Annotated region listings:
● ● ● ● ●

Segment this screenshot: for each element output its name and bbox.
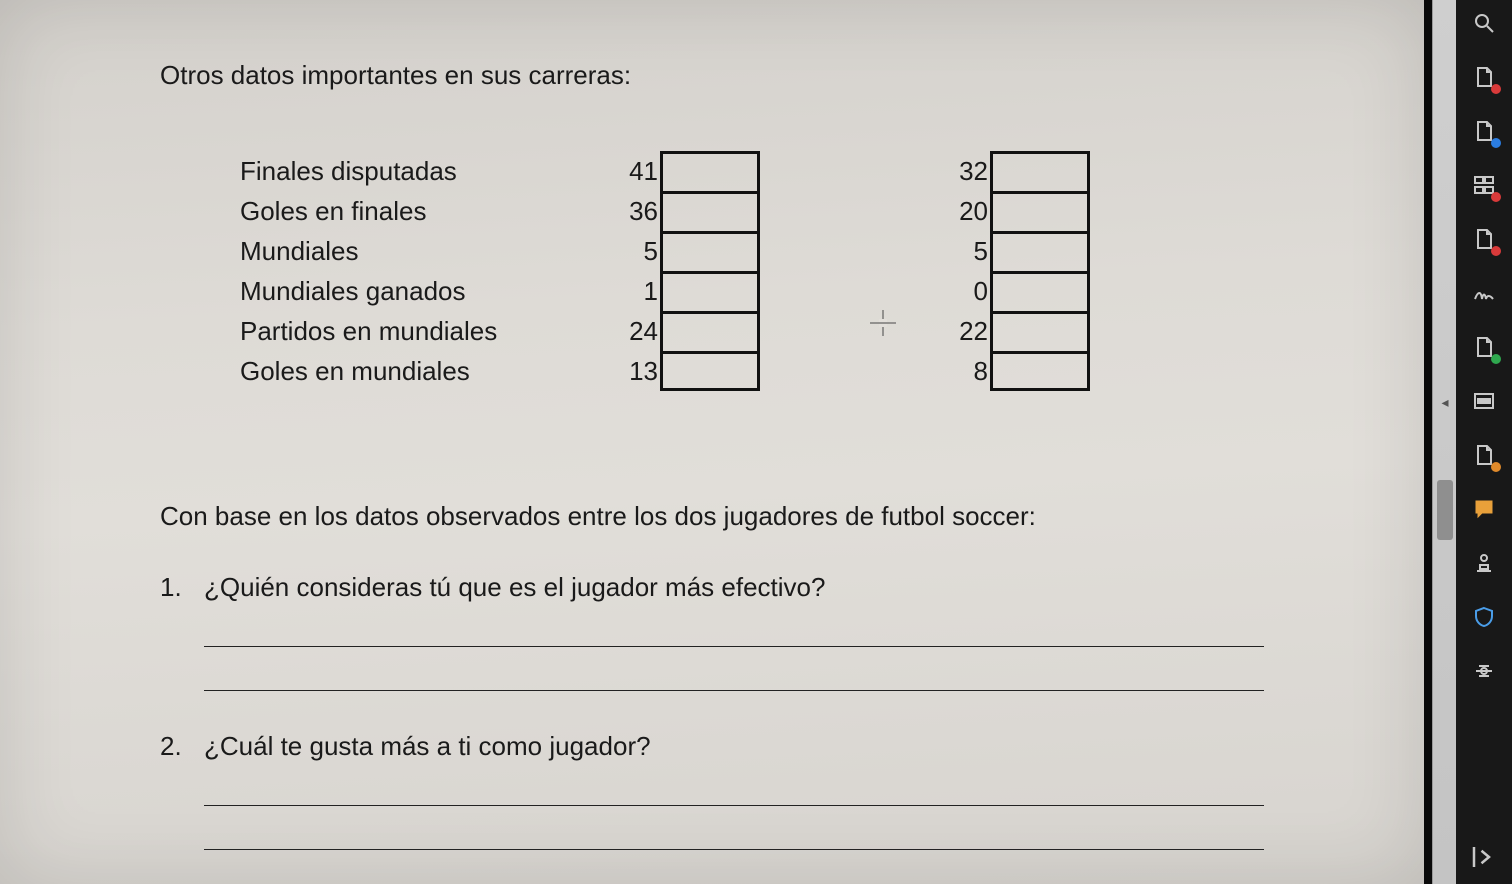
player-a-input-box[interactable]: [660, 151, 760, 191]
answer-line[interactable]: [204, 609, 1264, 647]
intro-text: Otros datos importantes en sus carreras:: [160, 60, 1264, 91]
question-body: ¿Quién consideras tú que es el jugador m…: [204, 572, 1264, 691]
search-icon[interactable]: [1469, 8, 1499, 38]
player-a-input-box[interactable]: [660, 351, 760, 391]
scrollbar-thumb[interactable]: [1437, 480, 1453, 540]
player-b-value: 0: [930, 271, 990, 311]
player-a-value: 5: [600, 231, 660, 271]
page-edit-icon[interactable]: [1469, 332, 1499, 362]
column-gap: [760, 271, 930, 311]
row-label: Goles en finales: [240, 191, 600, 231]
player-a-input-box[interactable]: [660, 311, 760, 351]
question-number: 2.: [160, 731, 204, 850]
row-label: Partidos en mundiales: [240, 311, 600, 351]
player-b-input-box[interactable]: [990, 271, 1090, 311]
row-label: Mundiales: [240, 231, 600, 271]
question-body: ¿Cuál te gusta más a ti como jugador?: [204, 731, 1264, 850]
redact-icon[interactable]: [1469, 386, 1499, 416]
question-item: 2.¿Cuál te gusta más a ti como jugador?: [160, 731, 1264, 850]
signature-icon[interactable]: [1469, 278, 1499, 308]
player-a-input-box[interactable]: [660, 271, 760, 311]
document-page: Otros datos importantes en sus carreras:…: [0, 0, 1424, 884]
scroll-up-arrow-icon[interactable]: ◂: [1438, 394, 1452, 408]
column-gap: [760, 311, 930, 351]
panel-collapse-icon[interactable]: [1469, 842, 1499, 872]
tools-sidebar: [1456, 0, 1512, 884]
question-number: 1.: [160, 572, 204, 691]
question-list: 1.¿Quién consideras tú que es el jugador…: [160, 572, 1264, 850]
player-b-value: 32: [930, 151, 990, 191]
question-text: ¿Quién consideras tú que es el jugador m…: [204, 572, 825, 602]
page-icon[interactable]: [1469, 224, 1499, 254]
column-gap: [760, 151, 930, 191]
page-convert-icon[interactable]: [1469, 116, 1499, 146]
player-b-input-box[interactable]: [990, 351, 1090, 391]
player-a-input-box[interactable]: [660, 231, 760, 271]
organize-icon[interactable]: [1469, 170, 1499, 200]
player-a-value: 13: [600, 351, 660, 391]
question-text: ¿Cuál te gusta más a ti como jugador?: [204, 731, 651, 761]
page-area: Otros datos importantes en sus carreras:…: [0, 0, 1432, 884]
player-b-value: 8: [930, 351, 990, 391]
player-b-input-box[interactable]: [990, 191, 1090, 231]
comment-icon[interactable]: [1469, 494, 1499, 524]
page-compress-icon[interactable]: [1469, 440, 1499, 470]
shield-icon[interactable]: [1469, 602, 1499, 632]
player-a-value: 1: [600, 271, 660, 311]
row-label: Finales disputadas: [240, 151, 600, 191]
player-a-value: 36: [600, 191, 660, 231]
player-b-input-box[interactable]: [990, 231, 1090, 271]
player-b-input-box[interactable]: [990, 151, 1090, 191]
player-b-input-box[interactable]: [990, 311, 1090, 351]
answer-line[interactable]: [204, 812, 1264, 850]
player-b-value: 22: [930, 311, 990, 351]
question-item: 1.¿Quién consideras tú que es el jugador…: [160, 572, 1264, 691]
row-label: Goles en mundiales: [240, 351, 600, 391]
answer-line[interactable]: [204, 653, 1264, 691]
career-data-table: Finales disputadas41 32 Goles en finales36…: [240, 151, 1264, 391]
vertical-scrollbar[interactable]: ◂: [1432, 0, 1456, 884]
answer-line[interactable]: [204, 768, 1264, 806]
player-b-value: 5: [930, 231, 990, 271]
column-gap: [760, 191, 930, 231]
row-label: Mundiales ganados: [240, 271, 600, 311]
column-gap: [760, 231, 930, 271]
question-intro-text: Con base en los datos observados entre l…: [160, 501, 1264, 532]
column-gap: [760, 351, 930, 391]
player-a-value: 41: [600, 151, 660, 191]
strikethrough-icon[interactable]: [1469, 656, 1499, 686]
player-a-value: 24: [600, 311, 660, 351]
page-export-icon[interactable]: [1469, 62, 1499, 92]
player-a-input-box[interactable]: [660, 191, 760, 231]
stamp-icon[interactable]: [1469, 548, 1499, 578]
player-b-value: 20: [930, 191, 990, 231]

● ● ● ● ●

Please copy out, word for word, the lines of the records starting at the line that contains "player-a-input-box[interactable]: [660, 151, 760, 191]" and ending at the line that contains "row-label: Partidos en".

RESPONSE BELOW:
player-a-input-box[interactable]: [660, 151, 760, 191]
answer-line[interactable]: [204, 609, 1264, 647]
intro-text: Otros datos importantes en sus carreras:: [160, 60, 1264, 91]
question-body: ¿Quién consideras tú que es el jugador m…: [204, 572, 1264, 691]
search-icon[interactable]: [1469, 8, 1499, 38]
player-a-input-box[interactable]: [660, 351, 760, 391]
scrollbar-thumb[interactable]: [1437, 480, 1453, 540]
player-b-value: 0: [930, 271, 990, 311]
player-a-value: 5: [600, 231, 660, 271]
page-edit-icon[interactable]: [1469, 332, 1499, 362]
column-gap: [760, 271, 930, 311]
row-label: Goles en finales: [240, 191, 600, 231]
player-a-input-box[interactable]: [660, 311, 760, 351]
question-number: 2.: [160, 731, 204, 850]
row-label: Partidos en mundiales: [240, 311, 600, 351]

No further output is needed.